##### DATA FOR THIS EXERCISE #####
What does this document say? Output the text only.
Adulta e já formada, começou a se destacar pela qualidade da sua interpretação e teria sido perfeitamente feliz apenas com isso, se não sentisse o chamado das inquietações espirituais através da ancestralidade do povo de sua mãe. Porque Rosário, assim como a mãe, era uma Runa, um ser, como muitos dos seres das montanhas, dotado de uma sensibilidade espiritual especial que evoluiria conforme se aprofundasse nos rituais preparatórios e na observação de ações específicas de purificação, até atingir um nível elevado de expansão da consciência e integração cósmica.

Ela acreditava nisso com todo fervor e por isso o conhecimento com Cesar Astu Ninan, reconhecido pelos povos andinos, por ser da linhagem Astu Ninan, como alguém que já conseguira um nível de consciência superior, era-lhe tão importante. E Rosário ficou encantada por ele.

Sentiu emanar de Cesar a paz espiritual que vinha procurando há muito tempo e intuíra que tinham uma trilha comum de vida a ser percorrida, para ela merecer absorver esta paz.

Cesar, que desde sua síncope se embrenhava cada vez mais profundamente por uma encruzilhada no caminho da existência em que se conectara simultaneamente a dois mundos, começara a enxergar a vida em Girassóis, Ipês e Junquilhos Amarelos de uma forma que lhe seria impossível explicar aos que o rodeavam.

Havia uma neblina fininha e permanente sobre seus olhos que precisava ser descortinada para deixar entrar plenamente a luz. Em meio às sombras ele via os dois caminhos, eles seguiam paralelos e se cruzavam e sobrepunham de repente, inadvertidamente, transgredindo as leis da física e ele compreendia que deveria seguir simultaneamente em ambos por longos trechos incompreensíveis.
#####
* **THE REQUEST**:
Reproduce each entry exactly, leaving out nothing.

* **RESPONSE**:
What does this document say? Output the text only.
Adulta e já formada, começou a se destacar pela qualidade da sua interpretação e teria sido perfeitamente feliz apenas com isso, se não sentisse o chamado das inquietações espirituais através da ancestralidade do povo de sua mãe. Porque Rosário, assim como a mãe, era uma Runa, um ser, como muitos dos seres das montanhas, dotado de uma sensibilidade espiritual especial que evoluiria conforme se aprofundasse nos rituais preparatórios e na observação de ações específicas de purificação, até atingir um nível elevado de expansão da consciência e integração cósmica.

Ela acreditava nisso com todo fervor e por isso o conhecimento com Cesar Astu Ninan, reconhecido pelos povos andinos, por ser da linhagem Astu Ninan, como alguém que já conseguira um nível de consciência superior, era-lhe tão importante. E Rosário ficou encantada por ele.

Sentiu emanar de Cesar a paz espiritual que vinha procurando há muito tempo e intuíra que tinham uma trilha comum de vida a ser percorrida, para ela merecer absorver esta paz.

Cesar, que desde sua síncope se embrenhava cada vez mais profundamente por uma encruzilhada no caminho da existência em que se conectara simultaneamente a dois mundos, começara a enxergar a vida em Girassóis, Ipês e Junquilhos Amarelos de uma forma que lhe seria impossível explicar aos que o rodeavam.

Havia uma neblina fininha e permanente sobre seus olhos que precisava ser descortinada para deixar entrar plenamente a luz. Em meio às sombras ele via os dois caminhos, eles seguiam paralelos e se cruzavam e sobrepunham de repente, inadvertidamente, transgredindo as leis da física e ele compreendia que deveria seguir simultaneamente em ambos por longos trechos incompreensíveis.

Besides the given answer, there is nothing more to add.